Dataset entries
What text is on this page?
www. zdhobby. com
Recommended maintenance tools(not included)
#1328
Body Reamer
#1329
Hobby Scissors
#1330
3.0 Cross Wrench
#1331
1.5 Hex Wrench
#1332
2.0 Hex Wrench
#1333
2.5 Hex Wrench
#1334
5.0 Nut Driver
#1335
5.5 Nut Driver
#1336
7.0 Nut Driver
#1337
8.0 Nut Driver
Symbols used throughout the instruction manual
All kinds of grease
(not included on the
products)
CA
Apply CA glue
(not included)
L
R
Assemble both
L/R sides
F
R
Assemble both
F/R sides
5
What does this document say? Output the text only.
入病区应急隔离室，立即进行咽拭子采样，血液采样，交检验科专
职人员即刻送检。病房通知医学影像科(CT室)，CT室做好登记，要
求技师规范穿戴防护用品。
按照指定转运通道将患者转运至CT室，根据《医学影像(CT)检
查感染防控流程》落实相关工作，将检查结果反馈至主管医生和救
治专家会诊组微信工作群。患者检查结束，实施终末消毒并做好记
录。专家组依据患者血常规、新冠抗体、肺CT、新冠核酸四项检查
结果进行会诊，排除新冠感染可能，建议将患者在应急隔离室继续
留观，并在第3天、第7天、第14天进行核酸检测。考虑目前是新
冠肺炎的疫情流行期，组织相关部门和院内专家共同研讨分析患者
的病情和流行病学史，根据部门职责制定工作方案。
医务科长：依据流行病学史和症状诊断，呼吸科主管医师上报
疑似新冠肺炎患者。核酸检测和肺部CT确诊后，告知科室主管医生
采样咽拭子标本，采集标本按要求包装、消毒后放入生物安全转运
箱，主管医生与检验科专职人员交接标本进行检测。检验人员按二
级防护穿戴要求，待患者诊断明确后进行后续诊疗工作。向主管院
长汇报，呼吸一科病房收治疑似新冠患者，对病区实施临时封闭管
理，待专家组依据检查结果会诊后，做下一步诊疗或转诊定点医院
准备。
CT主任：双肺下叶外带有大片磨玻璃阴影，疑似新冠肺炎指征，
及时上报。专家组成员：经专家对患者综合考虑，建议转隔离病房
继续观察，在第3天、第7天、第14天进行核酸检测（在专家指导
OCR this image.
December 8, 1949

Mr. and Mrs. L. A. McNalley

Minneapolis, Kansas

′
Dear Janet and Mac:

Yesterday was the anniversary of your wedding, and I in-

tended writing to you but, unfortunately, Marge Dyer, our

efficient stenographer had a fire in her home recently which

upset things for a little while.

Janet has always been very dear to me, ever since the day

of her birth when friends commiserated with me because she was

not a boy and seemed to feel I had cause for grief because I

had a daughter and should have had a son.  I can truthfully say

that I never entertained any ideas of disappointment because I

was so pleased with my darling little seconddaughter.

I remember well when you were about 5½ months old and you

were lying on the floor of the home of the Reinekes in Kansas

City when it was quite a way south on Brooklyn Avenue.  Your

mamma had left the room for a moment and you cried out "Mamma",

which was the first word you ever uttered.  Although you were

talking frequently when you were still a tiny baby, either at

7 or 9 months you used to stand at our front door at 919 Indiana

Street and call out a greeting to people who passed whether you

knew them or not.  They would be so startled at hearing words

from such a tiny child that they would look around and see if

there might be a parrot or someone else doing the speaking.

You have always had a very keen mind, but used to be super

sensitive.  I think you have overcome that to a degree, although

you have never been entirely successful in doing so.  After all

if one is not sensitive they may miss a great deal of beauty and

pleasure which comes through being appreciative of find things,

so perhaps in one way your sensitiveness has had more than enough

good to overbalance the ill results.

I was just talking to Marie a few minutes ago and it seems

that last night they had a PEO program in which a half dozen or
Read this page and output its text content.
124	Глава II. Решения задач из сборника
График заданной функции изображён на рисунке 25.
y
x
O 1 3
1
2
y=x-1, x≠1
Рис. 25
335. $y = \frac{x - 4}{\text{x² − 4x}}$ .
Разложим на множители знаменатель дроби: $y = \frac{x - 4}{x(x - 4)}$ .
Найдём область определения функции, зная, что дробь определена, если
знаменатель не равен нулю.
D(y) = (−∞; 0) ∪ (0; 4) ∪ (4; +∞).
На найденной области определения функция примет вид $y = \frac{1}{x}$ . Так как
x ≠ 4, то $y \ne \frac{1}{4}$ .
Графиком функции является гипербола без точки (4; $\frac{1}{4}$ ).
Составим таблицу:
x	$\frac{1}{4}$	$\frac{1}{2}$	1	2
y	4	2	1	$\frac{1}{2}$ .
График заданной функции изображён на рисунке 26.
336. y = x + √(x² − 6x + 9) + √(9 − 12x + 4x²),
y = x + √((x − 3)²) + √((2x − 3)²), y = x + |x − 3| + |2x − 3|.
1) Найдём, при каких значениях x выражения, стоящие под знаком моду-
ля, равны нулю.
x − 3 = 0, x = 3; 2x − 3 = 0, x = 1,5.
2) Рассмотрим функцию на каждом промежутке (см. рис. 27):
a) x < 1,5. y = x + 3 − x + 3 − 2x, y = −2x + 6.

What you will do –
The records above need to be transcribed in full. Keep every character unchanged.

Full output –
What text is on this page?
www. zdhobby. com
Recommended maintenance tools(not included)
#1328
Body Reamer
#1329
Hobby Scissors
#1330
3.0 Cross Wrench
#1331
1.5 Hex Wrench
#1332
2.0 Hex Wrench
#1333
2.5 Hex Wrench
#1334
5.0 Nut Driver
#1335
5.5 Nut Driver
#1336
7.0 Nut Driver
#1337
8.0 Nut Driver
Symbols used throughout the instruction manual
All kinds of grease
(not included on the
products)
CA
Apply CA glue
(not included)
L
R
Assemble both
L/R sides
F
R
Assemble both
F/R sides
5
What does this document say? Output the text only.
入病区应急隔离室，立即进行咽拭子采样，血液采样，交检验科专
职人员即刻送检。病房通知医学影像科(CT室)，CT室做好登记，要
求技师规范穿戴防护用品。
按照指定转运通道将患者转运至CT室，根据《医学影像(CT)检
查感染防控流程》落实相关工作，将检查结果反馈至主管医生和救
治专家会诊组微信工作群。患者检查结束，实施终末消毒并做好记
录。专家组依据患者血常规、新冠抗体、肺CT、新冠核酸四项检查
结果进行会诊，排除新冠感染可能，建议将患者在应急隔离室继续
留观，并在第3天、第7天、第14天进行核酸检测。考虑目前是新
冠肺炎的疫情流行期，组织相关部门和院内专家共同研讨分析患者
的病情和流行病学史，根据部门职责制定工作方案。
医务科长：依据流行病学史和症状诊断，呼吸科主管医师上报
疑似新冠肺炎患者。核酸检测和肺部CT确诊后，告知科室主管医生
采样咽拭子标本，采集标本按要求包装、消毒后放入生物安全转运
箱，主管医生与检验科专职人员交接标本进行检测。检验人员按二
级防护穿戴要求，待患者诊断明确后进行后续诊疗工作。向主管院
长汇报，呼吸一科病房收治疑似新冠患者，对病区实施临时封闭管
理，待专家组依据检查结果会诊后，做下一步诊疗或转诊定点医院
准备。
CT主任：双肺下叶外带有大片磨玻璃阴影，疑似新冠肺炎指征，
及时上报。专家组成员：经专家对患者综合考虑，建议转隔离病房
继续观察，在第3天、第7天、第14天进行核酸检测（在专家指导
OCR this image.
December 8, 1949

Mr. and Mrs. L. A. McNalley

Minneapolis, Kansas

′
Dear Janet and Mac:

Yesterday was the anniversary of your wedding, and I in-

tended writing to you but, unfortunately, Marge Dyer, our

efficient stenographer had a fire in her home recently which

upset things for a little while.

Janet has always been very dear to me, ever since the day

of her birth when friends commiserated with me because she was

not a boy and seemed to feel I had cause for grief because I

had a daughter and should have had a son.  I can truthfully say

that I never entertained any ideas of disappointment because I

was so pleased with my darling little seconddaughter.

I remember well when you were about 5½ months old and you

were lying on the floor of the home of the Reinekes in Kansas

City when it was quite a way south on Brooklyn Avenue.  Your

mamma had left the room for a moment and you cried out "Mamma",

which was the first word you ever uttered.  Although you were

talking frequently when you were still a tiny baby, either at

7 or 9 months you used to stand at our front door at 919 Indiana

Street and call out a greeting to people who passed whether you

knew them or not.  They would be so startled at hearing words

from such a tiny child that they would look around and see if

there might be a parrot or someone else doing the speaking.

You have always had a very keen mind, but used to be super

sensitive.  I think you have overcome that to a degree, although

you have never been entirely successful in doing so.  After all

if one is not sensitive they may miss a great deal of beauty and

pleasure which comes through being appreciative of find things,

so perhaps in one way your sensitiveness has had more than enough

good to overbalance the ill results.

I was just talking to Marie a few minutes ago and it seems

that last night they had a PEO program in which a half dozen or
Read this page and output its text content.
124	Глава II. Решения задач из сборника
График заданной функции изображён на рисунке 25.
y
x
O 1 3
1
2
y=x-1, x≠1
Рис. 25
335. $y = \frac{x - 4}{\text{x² − 4x}}$ .
Разложим на множители знаменатель дроби: $y = \frac{x - 4}{x(x - 4)}$ .
Найдём область определения функции, зная, что дробь определена, если
знаменатель не равен нулю.
D(y) = (−∞; 0) ∪ (0; 4) ∪ (4; +∞).
На найденной области определения функция примет вид $y = \frac{1}{x}$ . Так как
x ≠ 4, то $y \ne \frac{1}{4}$ .
Графиком функции является гипербола без точки (4; $\frac{1}{4}$ ).
Составим таблицу:
x	$\frac{1}{4}$	$\frac{1}{2}$	1	2
y	4	2	1	$\frac{1}{2}$ .
График заданной функции изображён на рисунке 26.
336. y = x + √(x² − 6x + 9) + √(9 − 12x + 4x²),
y = x + √((x − 3)²) + √((2x − 3)²), y = x + |x − 3| + |2x − 3|.
1) Найдём, при каких значениях x выражения, стоящие под знаком моду-
ля, равны нулю.
x − 3 = 0, x = 3; 2x − 3 = 0, x = 1,5.
2) Рассмотрим функцию на каждом промежутке (см. рис. 27):
a) x < 1,5. y = x + 3 − x + 3 − 2x, y = −2x + 6.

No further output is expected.